• **Challenge**: Will you write out all the entries below exactly?

═════ Records for this exercise ═════

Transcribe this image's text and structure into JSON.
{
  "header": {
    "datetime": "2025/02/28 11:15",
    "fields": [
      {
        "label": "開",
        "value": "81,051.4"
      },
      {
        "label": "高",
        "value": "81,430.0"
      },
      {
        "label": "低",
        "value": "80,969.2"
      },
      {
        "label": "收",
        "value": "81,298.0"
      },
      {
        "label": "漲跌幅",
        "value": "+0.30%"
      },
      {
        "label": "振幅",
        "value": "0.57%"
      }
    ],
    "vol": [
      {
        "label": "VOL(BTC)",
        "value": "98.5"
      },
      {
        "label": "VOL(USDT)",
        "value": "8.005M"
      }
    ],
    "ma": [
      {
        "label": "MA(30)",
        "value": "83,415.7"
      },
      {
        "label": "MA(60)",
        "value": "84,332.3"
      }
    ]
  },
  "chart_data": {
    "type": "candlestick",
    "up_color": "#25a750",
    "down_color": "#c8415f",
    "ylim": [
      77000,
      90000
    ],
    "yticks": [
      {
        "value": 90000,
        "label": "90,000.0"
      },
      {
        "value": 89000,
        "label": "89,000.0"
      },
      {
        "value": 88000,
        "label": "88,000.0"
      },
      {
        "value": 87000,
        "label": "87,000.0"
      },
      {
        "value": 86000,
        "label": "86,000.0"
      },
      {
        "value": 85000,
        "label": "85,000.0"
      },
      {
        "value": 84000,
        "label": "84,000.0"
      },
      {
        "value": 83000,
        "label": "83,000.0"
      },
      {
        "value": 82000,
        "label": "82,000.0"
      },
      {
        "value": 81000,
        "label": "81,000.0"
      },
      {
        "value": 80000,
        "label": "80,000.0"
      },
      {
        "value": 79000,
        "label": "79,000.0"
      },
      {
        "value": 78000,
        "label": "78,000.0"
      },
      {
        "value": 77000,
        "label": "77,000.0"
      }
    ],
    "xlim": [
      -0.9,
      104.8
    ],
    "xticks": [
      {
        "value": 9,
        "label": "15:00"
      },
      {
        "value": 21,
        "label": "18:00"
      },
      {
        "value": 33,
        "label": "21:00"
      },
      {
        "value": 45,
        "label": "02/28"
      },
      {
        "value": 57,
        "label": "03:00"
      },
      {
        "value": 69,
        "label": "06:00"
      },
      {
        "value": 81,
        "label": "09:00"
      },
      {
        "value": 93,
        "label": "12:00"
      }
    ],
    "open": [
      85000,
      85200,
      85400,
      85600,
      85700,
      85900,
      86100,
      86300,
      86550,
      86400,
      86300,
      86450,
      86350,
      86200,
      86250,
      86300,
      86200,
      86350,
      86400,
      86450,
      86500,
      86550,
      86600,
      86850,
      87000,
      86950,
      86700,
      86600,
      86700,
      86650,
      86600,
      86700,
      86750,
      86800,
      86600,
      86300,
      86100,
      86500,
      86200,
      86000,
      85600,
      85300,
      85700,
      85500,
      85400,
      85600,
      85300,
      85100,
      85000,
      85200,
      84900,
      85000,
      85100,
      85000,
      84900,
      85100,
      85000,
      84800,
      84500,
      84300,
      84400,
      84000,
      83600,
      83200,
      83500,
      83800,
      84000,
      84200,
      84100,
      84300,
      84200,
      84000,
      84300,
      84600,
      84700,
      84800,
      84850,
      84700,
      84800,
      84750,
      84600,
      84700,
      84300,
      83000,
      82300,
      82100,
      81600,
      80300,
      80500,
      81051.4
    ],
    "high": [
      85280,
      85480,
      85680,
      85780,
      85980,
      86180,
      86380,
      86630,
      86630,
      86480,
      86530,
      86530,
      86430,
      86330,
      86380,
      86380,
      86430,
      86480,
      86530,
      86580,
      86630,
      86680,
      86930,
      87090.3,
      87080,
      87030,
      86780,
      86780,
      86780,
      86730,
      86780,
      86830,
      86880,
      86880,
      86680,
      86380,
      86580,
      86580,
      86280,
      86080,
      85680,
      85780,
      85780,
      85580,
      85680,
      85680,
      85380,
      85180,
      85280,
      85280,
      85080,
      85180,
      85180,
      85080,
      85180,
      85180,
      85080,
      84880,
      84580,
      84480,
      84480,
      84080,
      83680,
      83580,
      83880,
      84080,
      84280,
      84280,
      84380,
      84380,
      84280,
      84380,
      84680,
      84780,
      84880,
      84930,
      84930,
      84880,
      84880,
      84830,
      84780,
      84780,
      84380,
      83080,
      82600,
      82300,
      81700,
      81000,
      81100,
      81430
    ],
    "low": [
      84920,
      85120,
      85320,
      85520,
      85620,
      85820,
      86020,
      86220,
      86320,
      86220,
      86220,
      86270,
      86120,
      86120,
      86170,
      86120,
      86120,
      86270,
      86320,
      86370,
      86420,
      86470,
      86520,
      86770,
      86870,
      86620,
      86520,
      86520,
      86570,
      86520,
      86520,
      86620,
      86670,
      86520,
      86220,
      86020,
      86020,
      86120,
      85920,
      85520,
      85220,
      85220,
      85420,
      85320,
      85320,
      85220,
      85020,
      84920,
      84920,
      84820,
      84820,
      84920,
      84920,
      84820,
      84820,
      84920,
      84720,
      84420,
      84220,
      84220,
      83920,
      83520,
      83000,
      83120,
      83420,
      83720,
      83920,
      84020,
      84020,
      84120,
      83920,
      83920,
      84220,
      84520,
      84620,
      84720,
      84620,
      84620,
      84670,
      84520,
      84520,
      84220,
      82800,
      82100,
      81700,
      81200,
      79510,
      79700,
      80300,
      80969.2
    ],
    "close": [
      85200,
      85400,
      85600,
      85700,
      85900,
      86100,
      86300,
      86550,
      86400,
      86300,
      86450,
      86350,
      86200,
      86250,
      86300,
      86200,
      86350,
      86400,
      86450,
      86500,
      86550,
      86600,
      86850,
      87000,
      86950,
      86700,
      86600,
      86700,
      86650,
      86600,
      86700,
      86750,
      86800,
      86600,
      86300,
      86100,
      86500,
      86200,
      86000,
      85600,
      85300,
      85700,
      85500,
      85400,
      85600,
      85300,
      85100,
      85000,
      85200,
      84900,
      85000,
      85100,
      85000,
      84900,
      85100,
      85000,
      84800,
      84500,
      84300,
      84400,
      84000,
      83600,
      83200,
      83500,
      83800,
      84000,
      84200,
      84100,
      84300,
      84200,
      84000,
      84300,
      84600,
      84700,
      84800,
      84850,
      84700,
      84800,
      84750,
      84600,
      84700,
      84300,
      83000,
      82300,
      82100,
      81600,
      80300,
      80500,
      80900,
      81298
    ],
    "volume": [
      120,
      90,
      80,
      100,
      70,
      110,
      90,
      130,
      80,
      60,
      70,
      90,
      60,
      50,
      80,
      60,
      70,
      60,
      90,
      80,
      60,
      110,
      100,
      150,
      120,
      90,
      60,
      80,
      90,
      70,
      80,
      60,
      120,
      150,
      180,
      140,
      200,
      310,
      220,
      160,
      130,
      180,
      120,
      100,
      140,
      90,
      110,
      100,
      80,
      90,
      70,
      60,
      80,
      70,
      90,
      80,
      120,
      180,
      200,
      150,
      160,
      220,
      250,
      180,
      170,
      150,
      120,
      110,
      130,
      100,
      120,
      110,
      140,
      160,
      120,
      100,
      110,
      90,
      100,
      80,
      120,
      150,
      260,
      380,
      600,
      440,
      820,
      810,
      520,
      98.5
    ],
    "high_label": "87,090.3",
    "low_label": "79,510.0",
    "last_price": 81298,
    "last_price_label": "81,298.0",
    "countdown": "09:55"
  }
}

═════

• **Reply to the exercise**:
Transcribe this image's text and structure into JSON.
{
  "header": {
    "datetime": "2025/02/28 11:15",
    "fields": [
      {
        "label": "開",
        "value": "81,051.4"
      },
      {
        "label": "高",
        "value": "81,430.0"
      },
      {
        "label": "低",
        "value": "80,969.2"
      },
      {
        "label": "收",
        "value": "81,298.0"
      },
      {
        "label": "漲跌幅",
        "value": "+0.30%"
      },
      {
        "label": "振幅",
        "value": "0.57%"
      }
    ],
    "vol": [
      {
        "label": "VOL(BTC)",
        "value": "98.5"
      },
      {
        "label": "VOL(USDT)",
        "value": "8.005M"
      }
    ],
    "ma": [
      {
        "label": "MA(30)",
        "value": "83,415.7"
      },
      {
        "label": "MA(60)",
        "value": "84,332.3"
      }
    ]
  },
  "chart_data": {
    "type": "candlestick",
    "up_color": "#25a750",
    "down_color": "#c8415f",
    "ylim": [
      77000,
      90000
    ],
    "yticks": [
      {
        "value": 90000,
        "label": "90,000.0"
      },
      {
        "value": 89000,
        "label": "89,000.0"
      },
      {
        "value": 88000,
        "label": "88,000.0"
      },
      {
        "value": 87000,
        "label": "87,000.0"
      },
      {
        "value": 86000,
        "label": "86,000.0"
      },
      {
        "value": 85000,
        "label": "85,000.0"
      },
      {
        "value": 84000,
        "label": "84,000.0"
      },
      {
        "value": 83000,
        "label": "83,000.0"
      },
      {
        "value": 82000,
        "label": "82,000.0"
      },
      {
        "value": 81000,
        "label": "81,000.0"
      },
      {
        "value": 80000,
        "label": "80,000.0"
      },
      {
        "value": 79000,
        "label": "79,000.0"
      },
      {
        "value": 78000,
        "label": "78,000.0"
      },
      {
        "value": 77000,
        "label": "77,000.0"
      }
    ],
    "xlim": [
      -0.9,
      104.8
    ],
    "xticks": [
      {
        "value": 9,
        "label": "15:00"
      },
      {
        "value": 21,
        "label": "18:00"
      },
      {
        "value": 33,
        "label": "21:00"
      },
      {
        "value": 45,
        "label": "02/28"
      },
      {
        "value": 57,
        "label": "03:00"
      },
      {
        "value": 69,
        "label": "06:00"
      },
      {
        "value": 81,
        "label": "09:00"
      },
      {
        "value": 93,
        "label": "12:00"
      }
    ],
    "open": [
      85000,
      85200,
      85400,
      85600,
      85700,
      85900,
      86100,
      86300,
      86550,
      86400,
      86300,
      86450,
      86350,
      86200,
      86250,
      86300,
      86200,
      86350,
      86400,
      86450,
      86500,
      86550,
      86600,
      86850,
      87000,
      86950,
      86700,
      86600,
      86700,
      86650,
      86600,
      86700,
      86750,
      86800,
      86600,
      86300,
      86100,
      86500,
      86200,
      86000,
      85600,
      85300,
      85700,
      85500,
      85400,
      85600,
      85300,
      85100,
      85000,
      85200,
      84900,
      85000,
      85100,
      85000,
      84900,
      85100,
      85000,
      84800,
      84500,
      84300,
      84400,
      84000,
      83600,
      83200,
      83500,
      83800,
      84000,
      84200,
      84100,
      84300,
      84200,
      84000,
      84300,
      84600,
      84700,
      84800,
      84850,
      84700,
      84800,
      84750,
      84600,
      84700,
      84300,
      83000,
      82300,
      82100,
      81600,
      80300,
      80500,
      81051.4
    ],
    "high": [
      85280,
      85480,
      85680,
      85780,
      85980,
      86180,
      86380,
      86630,
      86630,
      86480,
      86530,
      86530,
      86430,
      86330,
      86380,
      86380,
      86430,
      86480,
      86530,
      86580,
      86630,
      86680,
      86930,
      87090.3,
      87080,
      87030,
      86780,
      86780,
      86780,
      86730,
      86780,
      86830,
      86880,
      86880,
      86680,
      86380,
      86580,
      86580,
      86280,
      86080,
      85680,
      85780,
      85780,
      85580,
      85680,
      85680,
      85380,
      85180,
      85280,
      85280,
      85080,
      85180,
      85180,
      85080,
      85180,
      85180,
      85080,
      84880,
      84580,
      84480,
      84480,
      84080,
      83680,
      83580,
      83880,
      84080,
      84280,
      84280,
      84380,
      84380,
      84280,
      84380,
      84680,
      84780,
      84880,
      84930,
      84930,
      84880,
      84880,
      84830,
      84780,
      84780,
      84380,
      83080,
      82600,
      82300,
      81700,
      81000,
      81100,
      81430
    ],
    "low": [
      84920,
      85120,
      85320,
      85520,
      85620,
      85820,
      86020,
      86220,
      86320,
      86220,
      86220,
      86270,
      86120,
      86120,
      86170,
      86120,
      86120,
      86270,
      86320,
      86370,
      86420,
      86470,
      86520,
      86770,
      86870,
      86620,
      86520,
      86520,
      86570,
      86520,
      86520,
      86620,
      86670,
      86520,
      86220,
      86020,
      86020,
      86120,
      85920,
      85520,
      85220,
      85220,
      85420,
      85320,
      85320,
      85220,
      85020,
      84920,
      84920,
      84820,
      84820,
      84920,
      84920,
      84820,
      84820,
      84920,
      84720,
      84420,
      84220,
      84220,
      83920,
      83520,
      83000,
      83120,
      83420,
      83720,
      83920,
      84020,
      84020,
      84120,
      83920,
      83920,
      84220,
      84520,
      84620,
      84720,
      84620,
      84620,
      84670,
      84520,
      84520,
      84220,
      82800,
      82100,
      81700,
      81200,
      79510,
      79700,
      80300,
      80969.2
    ],
    "close": [
      85200,
      85400,
      85600,
      85700,
      85900,
      86100,
      86300,
      86550,
      86400,
      86300,
      86450,
      86350,
      86200,
      86250,
      86300,
      86200,
      86350,
      86400,
      86450,
      86500,
      86550,
      86600,
      86850,
      87000,
      86950,
      86700,
      86600,
      86700,
      86650,
      86600,
      86700,
      86750,
      86800,
      86600,
      86300,
      86100,
      86500,
      86200,
      86000,
      85600,
      85300,
      85700,
      85500,
      85400,
      85600,
      85300,
      85100,
      85000,
      85200,
      84900,
      85000,
      85100,
      85000,
      84900,
      85100,
      85000,
      84800,
      84500,
      84300,
      84400,
      84000,
      83600,
      83200,
      83500,
      83800,
      84000,
      84200,
      84100,
      84300,
      84200,
      84000,
      84300,
      84600,
      84700,
      84800,
      84850,
      84700,
      84800,
      84750,
      84600,
      84700,
      84300,
      83000,
      82300,
      82100,
      81600,
      80300,
      80500,
      80900,
      81298
    ],
    "volume": [
      120,
      90,
      80,
      100,
      70,
      110,
      90,
      130,
      80,
      60,
      70,
      90,
      60,
      50,
      80,
      60,
      70,
      60,
      90,
      80,
      60,
      110,
      100,
      150,
      120,
      90,
      60,
      80,
      90,
      70,
      80,
      60,
      120,
      150,
      180,
      140,
      200,
      310,
      220,
      160,
      130,
      180,
      120,
      100,
      140,
      90,
      110,
      100,
      80,
      90,
      70,
      60,
      80,
      70,
      90,
      80,
      120,
      180,
      200,
      150,
      160,
      220,
      250,
      180,
      170,
      150,
      120,
      110,
      130,
      100,
      120,
      110,
      140,
      160,
      120,
      100,
      110,
      90,
      100,
      80,
      120,
      150,
      260,
      380,
      600,
      440,
      820,
      810,
      520,
      98.5
    ],
    "high_label": "87,090.3",
    "low_label": "79,510.0",
    "last_price": 81298,
    "last_price_label": "81,298.0",
    "countdown": "09:55"
  }
}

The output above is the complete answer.